BEGIN AVAILABLE RECORDS

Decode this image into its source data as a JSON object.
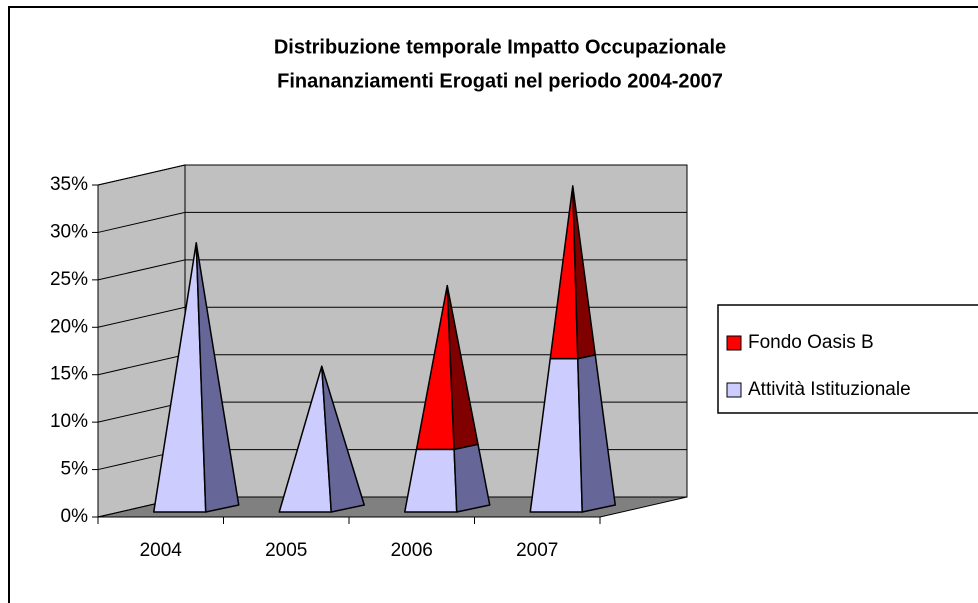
{
  "chart_data": {
    "type": "pyramid3d_stacked",
    "title": [
      "Distribuzione temporale Impatto Occupazionale",
      "Finananziamenti Erogati nel periodo 2004-2007"
    ],
    "categories": [
      "2004",
      "2005",
      "2006",
      "2007"
    ],
    "series": [
      {
        "name": "Attività Istituzionale",
        "color": "#ccccff",
        "side_color": "#666699",
        "values": [
          28,
          15,
          6.5,
          16
        ]
      },
      {
        "name": "Fondo Oasis B",
        "color": "#ff0000",
        "side_color": "#800000",
        "values": [
          0,
          0,
          17,
          18
        ]
      }
    ],
    "ylim": [
      0,
      35
    ],
    "yticks": [
      {
        "value": 0,
        "label": "0%"
      },
      {
        "value": 5,
        "label": "5%"
      },
      {
        "value": 10,
        "label": "10%"
      },
      {
        "value": 15,
        "label": "15%"
      },
      {
        "value": 20,
        "label": "20%"
      },
      {
        "value": 25,
        "label": "25%"
      },
      {
        "value": 30,
        "label": "30%"
      },
      {
        "value": 35,
        "label": "35%"
      }
    ],
    "grid": true
  }
}
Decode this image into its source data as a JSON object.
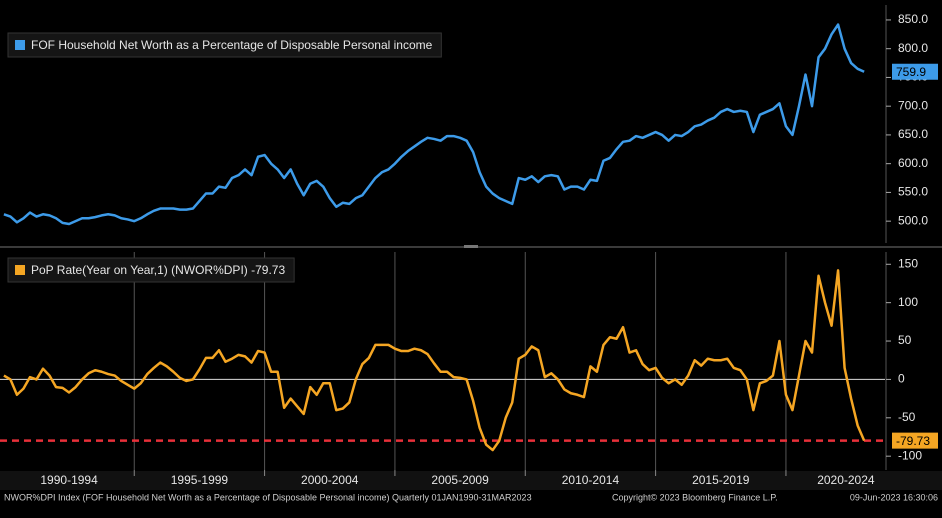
{
  "chart_data": {
    "type": "line",
    "x": [
      1990,
      1990.25,
      1990.5,
      1990.75,
      1991,
      1991.25,
      1991.5,
      1991.75,
      1992,
      1992.25,
      1992.5,
      1992.75,
      1993,
      1993.25,
      1993.5,
      1993.75,
      1994,
      1994.25,
      1994.5,
      1994.75,
      1995,
      1995.25,
      1995.5,
      1995.75,
      1996,
      1996.25,
      1996.5,
      1996.75,
      1997,
      1997.25,
      1997.5,
      1997.75,
      1998,
      1998.25,
      1998.5,
      1998.75,
      1999,
      1999.25,
      1999.5,
      1999.75,
      2000,
      2000.25,
      2000.5,
      2000.75,
      2001,
      2001.25,
      2001.5,
      2001.75,
      2002,
      2002.25,
      2002.5,
      2002.75,
      2003,
      2003.25,
      2003.5,
      2003.75,
      2004,
      2004.25,
      2004.5,
      2004.75,
      2005,
      2005.25,
      2005.5,
      2005.75,
      2006,
      2006.25,
      2006.5,
      2006.75,
      2007,
      2007.25,
      2007.5,
      2007.75,
      2008,
      2008.25,
      2008.5,
      2008.75,
      2009,
      2009.25,
      2009.5,
      2009.75,
      2010,
      2010.25,
      2010.5,
      2010.75,
      2011,
      2011.25,
      2011.5,
      2011.75,
      2012,
      2012.25,
      2012.5,
      2012.75,
      2013,
      2013.25,
      2013.5,
      2013.75,
      2014,
      2014.25,
      2014.5,
      2014.75,
      2015,
      2015.25,
      2015.5,
      2015.75,
      2016,
      2016.25,
      2016.5,
      2016.75,
      2017,
      2017.25,
      2017.5,
      2017.75,
      2018,
      2018.25,
      2018.5,
      2018.75,
      2019,
      2019.25,
      2019.5,
      2019.75,
      2020,
      2020.25,
      2020.5,
      2020.75,
      2021,
      2021.25,
      2021.5,
      2021.75,
      2022,
      2022.25,
      2022.5,
      2022.75,
      2023
    ],
    "xlim": [
      1989.85,
      2023.8
    ],
    "xticks": [
      {
        "value": 1992.5,
        "label": "1990-1994"
      },
      {
        "value": 1997.5,
        "label": "1995-1999"
      },
      {
        "value": 2002.5,
        "label": "2000-2004"
      },
      {
        "value": 2007.5,
        "label": "2005-2009"
      },
      {
        "value": 2012.5,
        "label": "2010-2014"
      },
      {
        "value": 2017.5,
        "label": "2015-2019"
      },
      {
        "value": 2022.3,
        "label": "2020-2024"
      }
    ],
    "xgrid": [
      1995,
      2000,
      2005,
      2010,
      2015,
      2020
    ],
    "ylim": [
      462,
      876
    ],
    "yticks": [
      {
        "value": 500,
        "label": "500.0"
      },
      {
        "value": 550,
        "label": "550.0"
      },
      {
        "value": 600,
        "label": "600.0"
      },
      {
        "value": 650,
        "label": "650.0"
      },
      {
        "value": 700,
        "label": "700.0"
      },
      {
        "value": 750,
        "label": "750.0"
      },
      {
        "value": 800,
        "label": "800.0"
      },
      {
        "value": 850,
        "label": "850.0"
      }
    ],
    "y2lim": [
      -118,
      166
    ],
    "y2ticks": [
      150,
      100,
      50,
      0,
      -50,
      -100
    ],
    "series": [
      {
        "name": "FOF Household Net Worth as a Percentage of Disposable Personal income",
        "color": "#3d9be9",
        "values": [
          512,
          508,
          498,
          505,
          515,
          508,
          512,
          510,
          505,
          497,
          495,
          500,
          505,
          505,
          507,
          510,
          512,
          510,
          505,
          503,
          500,
          505,
          512,
          518,
          522,
          522,
          522,
          520,
          520,
          522,
          535,
          548,
          548,
          560,
          558,
          575,
          580,
          590,
          580,
          612,
          615,
          600,
          590,
          575,
          590,
          565,
          545,
          565,
          570,
          560,
          540,
          525,
          532,
          530,
          540,
          545,
          560,
          575,
          585,
          590,
          600,
          612,
          622,
          630,
          638,
          645,
          643,
          640,
          648,
          648,
          645,
          640,
          620,
          585,
          560,
          548,
          540,
          535,
          530,
          575,
          572,
          578,
          568,
          578,
          580,
          578,
          555,
          560,
          560,
          555,
          572,
          570,
          605,
          610,
          625,
          638,
          640,
          648,
          645,
          650,
          655,
          650,
          640,
          650,
          648,
          655,
          665,
          668,
          675,
          680,
          690,
          695,
          690,
          692,
          690,
          655,
          685,
          690,
          695,
          705,
          665,
          650,
          700,
          755,
          700,
          785,
          800,
          825,
          842,
          800,
          775,
          765,
          759.9
        ]
      },
      {
        "name": "PoP Rate(Year on Year,1) (NWOR%DPI) -79.73",
        "color": "#f5a623",
        "axis": "y2",
        "last_value_line": "#e8303a",
        "values": [
          5,
          0,
          -20,
          -12,
          3,
          0,
          14,
          5,
          -10,
          -11,
          -17,
          -10,
          0,
          8,
          12,
          10,
          7,
          5,
          -2,
          -7,
          -12,
          -5,
          7,
          15,
          22,
          17,
          10,
          2,
          -2,
          0,
          13,
          28,
          28,
          38,
          23,
          27,
          32,
          30,
          22,
          37,
          35,
          10,
          10,
          -37,
          -25,
          -35,
          -45,
          -10,
          -20,
          -5,
          -5,
          -40,
          -38,
          -30,
          0,
          20,
          28,
          45,
          45,
          45,
          40,
          37,
          37,
          40,
          38,
          33,
          21,
          10,
          10,
          3,
          2,
          0,
          -28,
          -63,
          -85,
          -92,
          -80,
          -50,
          -30,
          27,
          32,
          43,
          38,
          3,
          8,
          0,
          -13,
          -18,
          -20,
          -23,
          17,
          10,
          45,
          55,
          53,
          68,
          35,
          38,
          20,
          12,
          15,
          2,
          -5,
          0,
          -7,
          5,
          25,
          18,
          27,
          25,
          25,
          27,
          15,
          12,
          0,
          -40,
          -5,
          -2,
          5,
          50,
          -20,
          -40,
          5,
          50,
          35,
          135,
          100,
          70,
          142,
          15,
          -25,
          -60,
          -79.73
        ]
      }
    ]
  },
  "footer": {
    "left": "NWOR%DPI Index (FOF Household Net Worth as a Percentage of Disposable Personal income)  Quarterly 01JAN1990-31MAR2023",
    "center": "Copyright© 2023 Bloomberg Finance L.P.",
    "right": "09-Jun-2023 16:30:06"
  }
}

END AVAILABLE RECORDS

Respond with the number of lines containing "Disposable" and no additional words.

### TASK SOLUTION
2